>>>

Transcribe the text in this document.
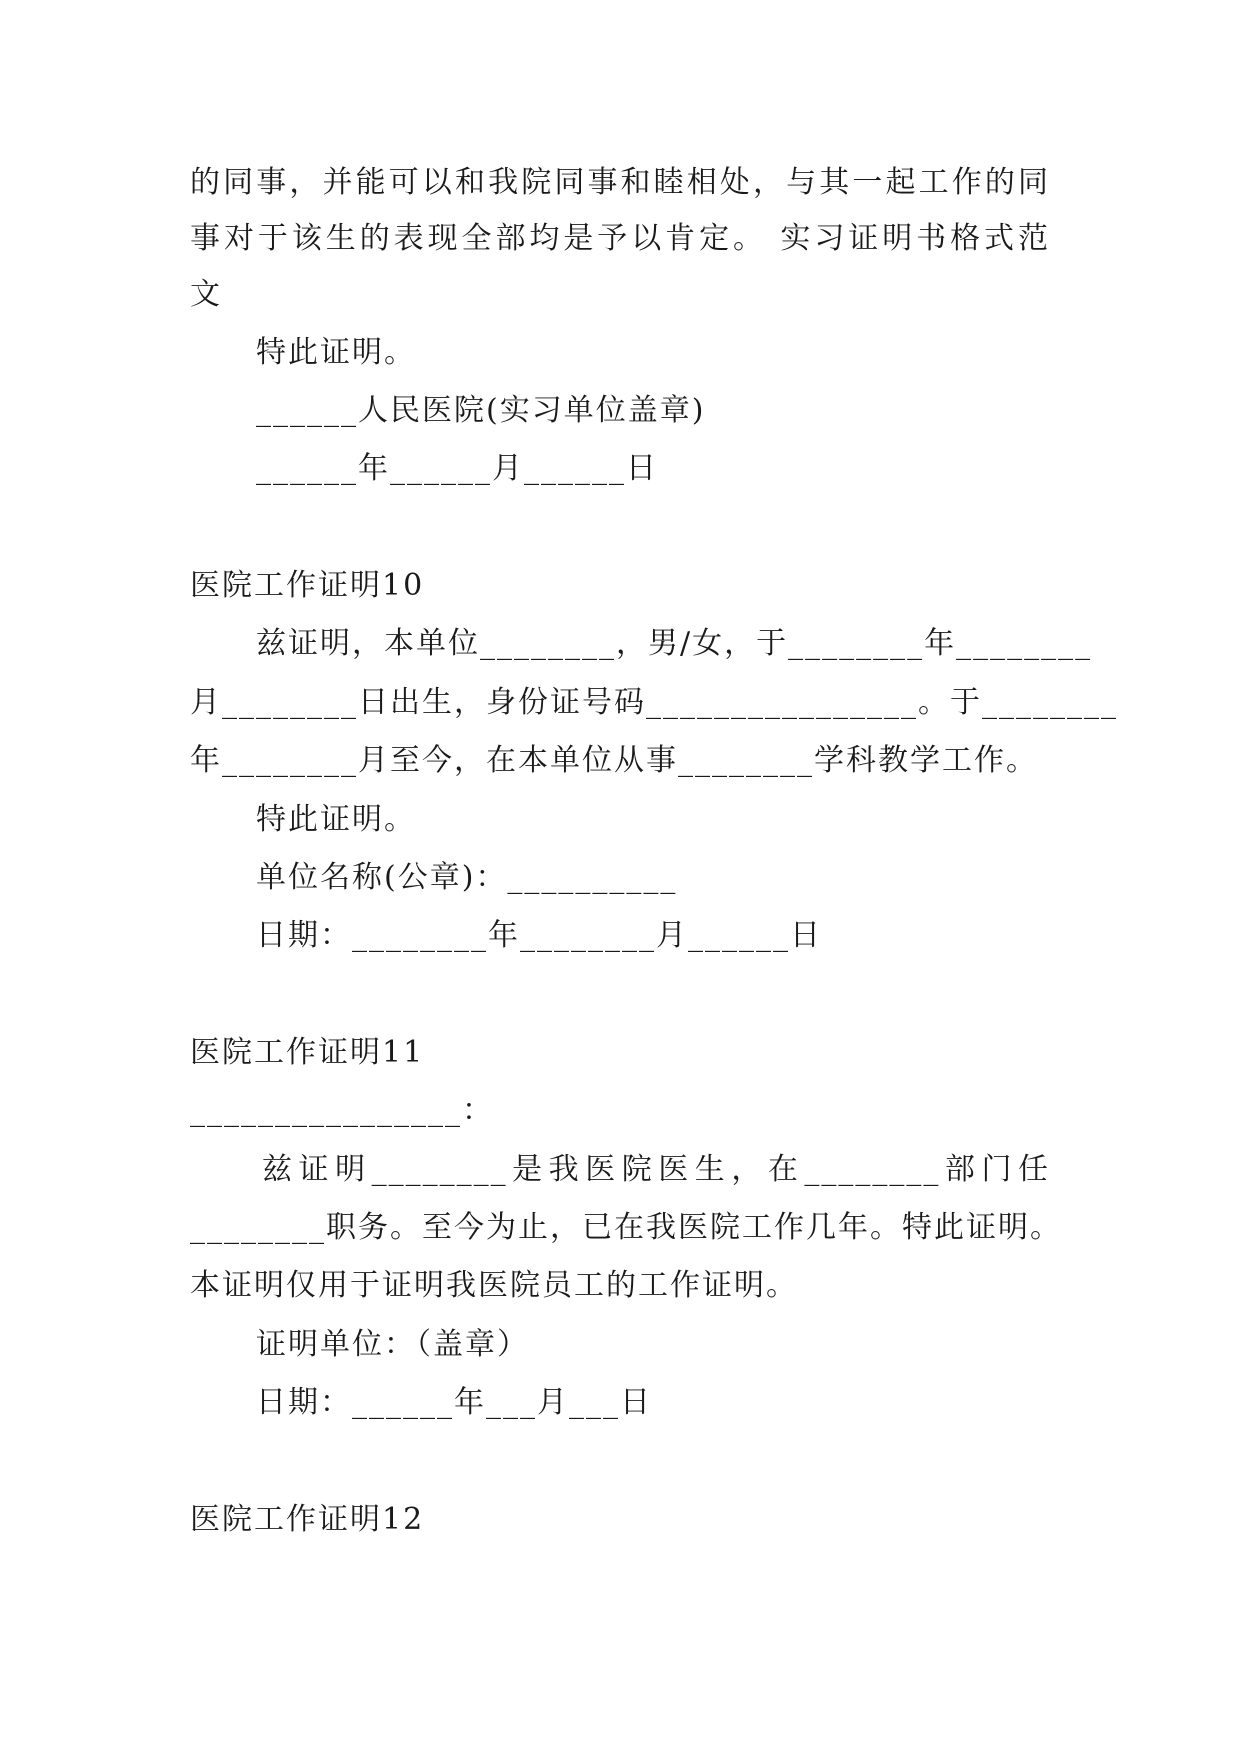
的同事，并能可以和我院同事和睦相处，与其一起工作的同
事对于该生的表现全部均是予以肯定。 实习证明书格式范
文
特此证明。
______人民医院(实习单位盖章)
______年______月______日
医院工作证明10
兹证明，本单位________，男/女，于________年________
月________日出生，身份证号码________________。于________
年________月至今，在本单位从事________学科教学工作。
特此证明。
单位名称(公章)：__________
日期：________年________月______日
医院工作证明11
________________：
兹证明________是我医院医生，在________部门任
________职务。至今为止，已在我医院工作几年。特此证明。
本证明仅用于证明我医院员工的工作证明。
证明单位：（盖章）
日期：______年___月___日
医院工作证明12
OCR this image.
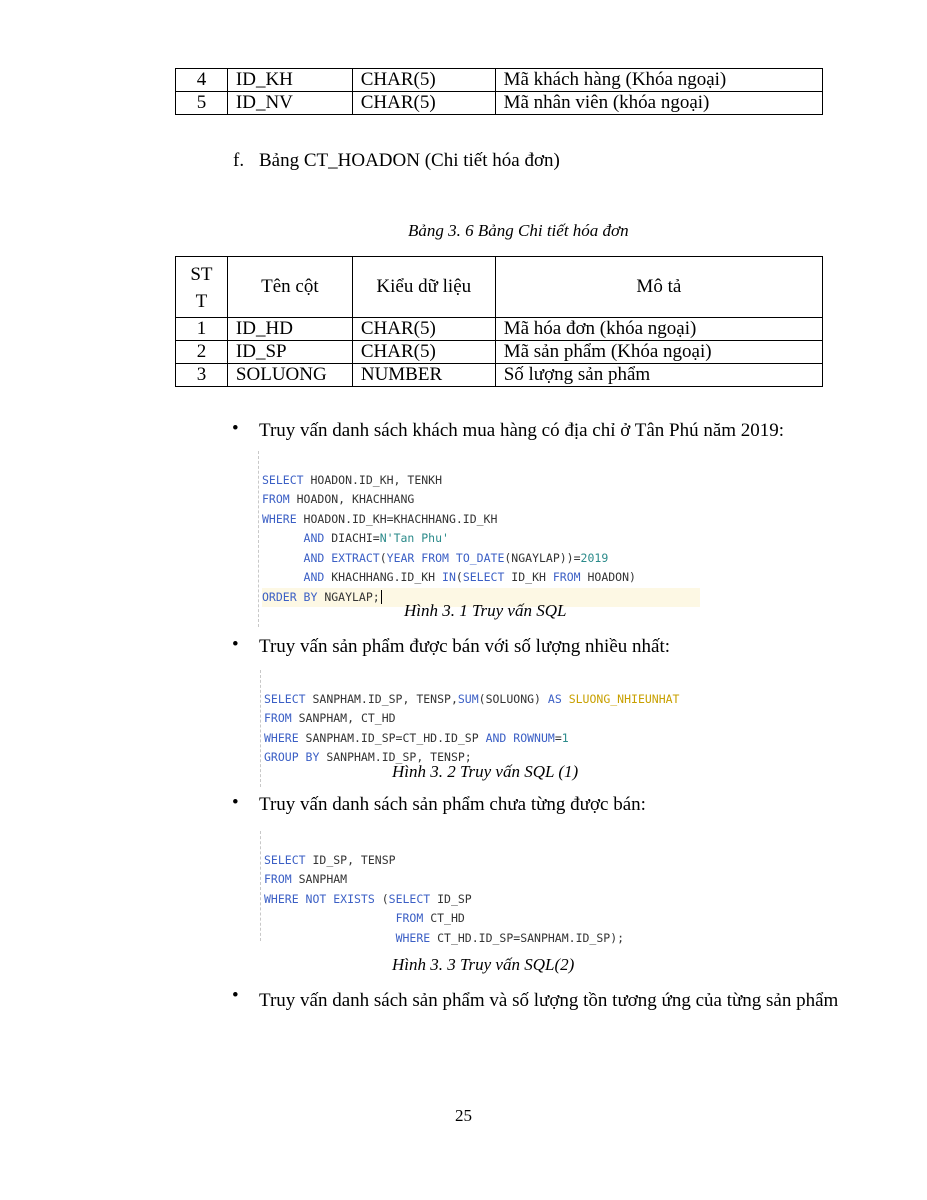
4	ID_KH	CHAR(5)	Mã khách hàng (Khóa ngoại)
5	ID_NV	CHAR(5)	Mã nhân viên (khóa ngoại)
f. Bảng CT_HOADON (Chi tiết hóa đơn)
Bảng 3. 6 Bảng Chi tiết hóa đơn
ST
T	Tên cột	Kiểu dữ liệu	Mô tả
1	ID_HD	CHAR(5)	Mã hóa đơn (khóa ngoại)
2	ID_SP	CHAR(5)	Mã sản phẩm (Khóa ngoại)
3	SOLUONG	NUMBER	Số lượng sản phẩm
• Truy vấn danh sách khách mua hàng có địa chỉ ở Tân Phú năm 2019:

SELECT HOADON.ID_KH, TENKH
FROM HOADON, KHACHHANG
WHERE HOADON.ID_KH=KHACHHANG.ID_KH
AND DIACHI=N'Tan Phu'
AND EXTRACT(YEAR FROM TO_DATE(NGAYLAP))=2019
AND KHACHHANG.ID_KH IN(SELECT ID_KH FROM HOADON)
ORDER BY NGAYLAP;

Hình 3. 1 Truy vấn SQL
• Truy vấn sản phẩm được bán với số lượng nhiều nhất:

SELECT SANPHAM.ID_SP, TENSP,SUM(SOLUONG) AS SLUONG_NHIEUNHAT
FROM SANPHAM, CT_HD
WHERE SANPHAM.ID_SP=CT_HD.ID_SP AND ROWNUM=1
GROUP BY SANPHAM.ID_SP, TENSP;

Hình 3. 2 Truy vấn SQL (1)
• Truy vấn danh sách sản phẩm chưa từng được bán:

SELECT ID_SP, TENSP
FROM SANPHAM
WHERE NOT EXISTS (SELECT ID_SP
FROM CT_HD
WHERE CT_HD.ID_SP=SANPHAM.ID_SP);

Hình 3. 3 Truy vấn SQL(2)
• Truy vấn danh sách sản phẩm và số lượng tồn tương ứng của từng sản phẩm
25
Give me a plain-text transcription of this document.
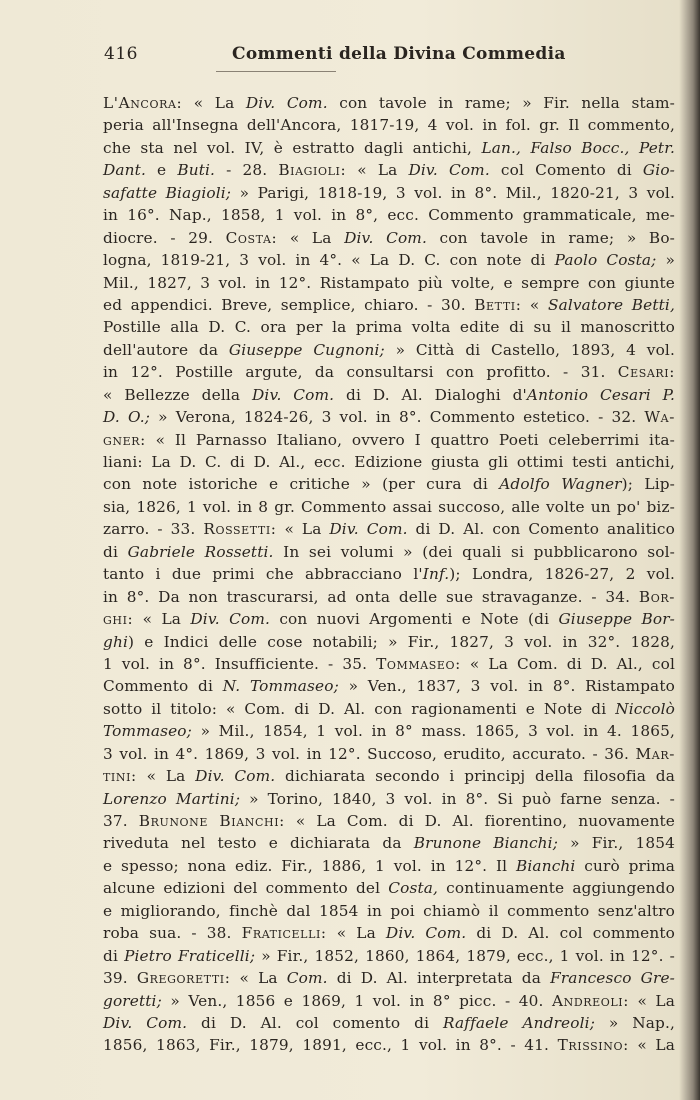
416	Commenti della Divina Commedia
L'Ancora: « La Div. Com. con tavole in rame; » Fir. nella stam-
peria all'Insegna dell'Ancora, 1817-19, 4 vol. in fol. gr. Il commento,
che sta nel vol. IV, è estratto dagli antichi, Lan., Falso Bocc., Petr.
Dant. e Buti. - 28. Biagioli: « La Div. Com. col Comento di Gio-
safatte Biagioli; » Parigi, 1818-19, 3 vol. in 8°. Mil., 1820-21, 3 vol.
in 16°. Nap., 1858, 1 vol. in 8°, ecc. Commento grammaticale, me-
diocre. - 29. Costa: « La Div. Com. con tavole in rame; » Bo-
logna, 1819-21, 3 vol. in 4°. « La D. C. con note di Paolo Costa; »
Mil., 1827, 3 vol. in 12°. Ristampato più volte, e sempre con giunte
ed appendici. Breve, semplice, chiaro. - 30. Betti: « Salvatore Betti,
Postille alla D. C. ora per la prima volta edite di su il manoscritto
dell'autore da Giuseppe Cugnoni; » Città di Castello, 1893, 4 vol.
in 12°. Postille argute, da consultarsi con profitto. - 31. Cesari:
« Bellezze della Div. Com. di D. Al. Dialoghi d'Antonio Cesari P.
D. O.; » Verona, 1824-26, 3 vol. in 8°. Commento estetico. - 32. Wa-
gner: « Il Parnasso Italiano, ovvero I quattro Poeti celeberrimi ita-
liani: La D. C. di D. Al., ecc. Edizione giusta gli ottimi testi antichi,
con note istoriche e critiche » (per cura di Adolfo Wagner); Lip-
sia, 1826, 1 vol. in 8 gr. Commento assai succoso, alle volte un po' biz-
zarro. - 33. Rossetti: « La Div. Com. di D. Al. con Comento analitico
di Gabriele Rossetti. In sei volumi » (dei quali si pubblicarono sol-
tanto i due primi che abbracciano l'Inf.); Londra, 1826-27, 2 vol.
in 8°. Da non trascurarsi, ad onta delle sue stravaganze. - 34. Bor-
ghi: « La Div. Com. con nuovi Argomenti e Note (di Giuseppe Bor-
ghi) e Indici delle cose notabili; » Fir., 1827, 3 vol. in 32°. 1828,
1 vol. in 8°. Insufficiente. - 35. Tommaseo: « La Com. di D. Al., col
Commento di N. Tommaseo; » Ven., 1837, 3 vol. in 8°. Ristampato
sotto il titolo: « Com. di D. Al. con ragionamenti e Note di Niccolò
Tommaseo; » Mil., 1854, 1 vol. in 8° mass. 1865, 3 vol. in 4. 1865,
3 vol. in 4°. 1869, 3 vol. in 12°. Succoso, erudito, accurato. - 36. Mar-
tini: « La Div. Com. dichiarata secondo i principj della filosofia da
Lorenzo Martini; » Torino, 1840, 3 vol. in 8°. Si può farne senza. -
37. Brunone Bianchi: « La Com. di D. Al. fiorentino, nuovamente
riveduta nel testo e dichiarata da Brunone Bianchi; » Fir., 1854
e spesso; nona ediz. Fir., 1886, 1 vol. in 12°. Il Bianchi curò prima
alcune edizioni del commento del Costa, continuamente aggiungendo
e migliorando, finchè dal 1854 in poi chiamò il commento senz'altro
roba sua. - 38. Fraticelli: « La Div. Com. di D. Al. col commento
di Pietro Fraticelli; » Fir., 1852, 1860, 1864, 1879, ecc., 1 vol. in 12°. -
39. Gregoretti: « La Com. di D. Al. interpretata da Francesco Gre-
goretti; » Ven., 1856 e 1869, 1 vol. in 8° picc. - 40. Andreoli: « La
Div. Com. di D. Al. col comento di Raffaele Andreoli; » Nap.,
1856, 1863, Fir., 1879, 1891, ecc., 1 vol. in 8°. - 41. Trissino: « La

<<<

EXERCISE: Locate each line with the word "ngoại" and copy it.

OUTPUT:
4	ID_KH	CHAR(5)	Mã khách hàng (Khóa ngoại)
5	ID_NV	CHAR(5)	Mã nhân viên (khóa ngoại)
1	ID_HD	CHAR(5)	Mã hóa đơn (khóa ngoại)
2	ID_SP	CHAR(5)	Mã sản phẩm (Khóa ngoại)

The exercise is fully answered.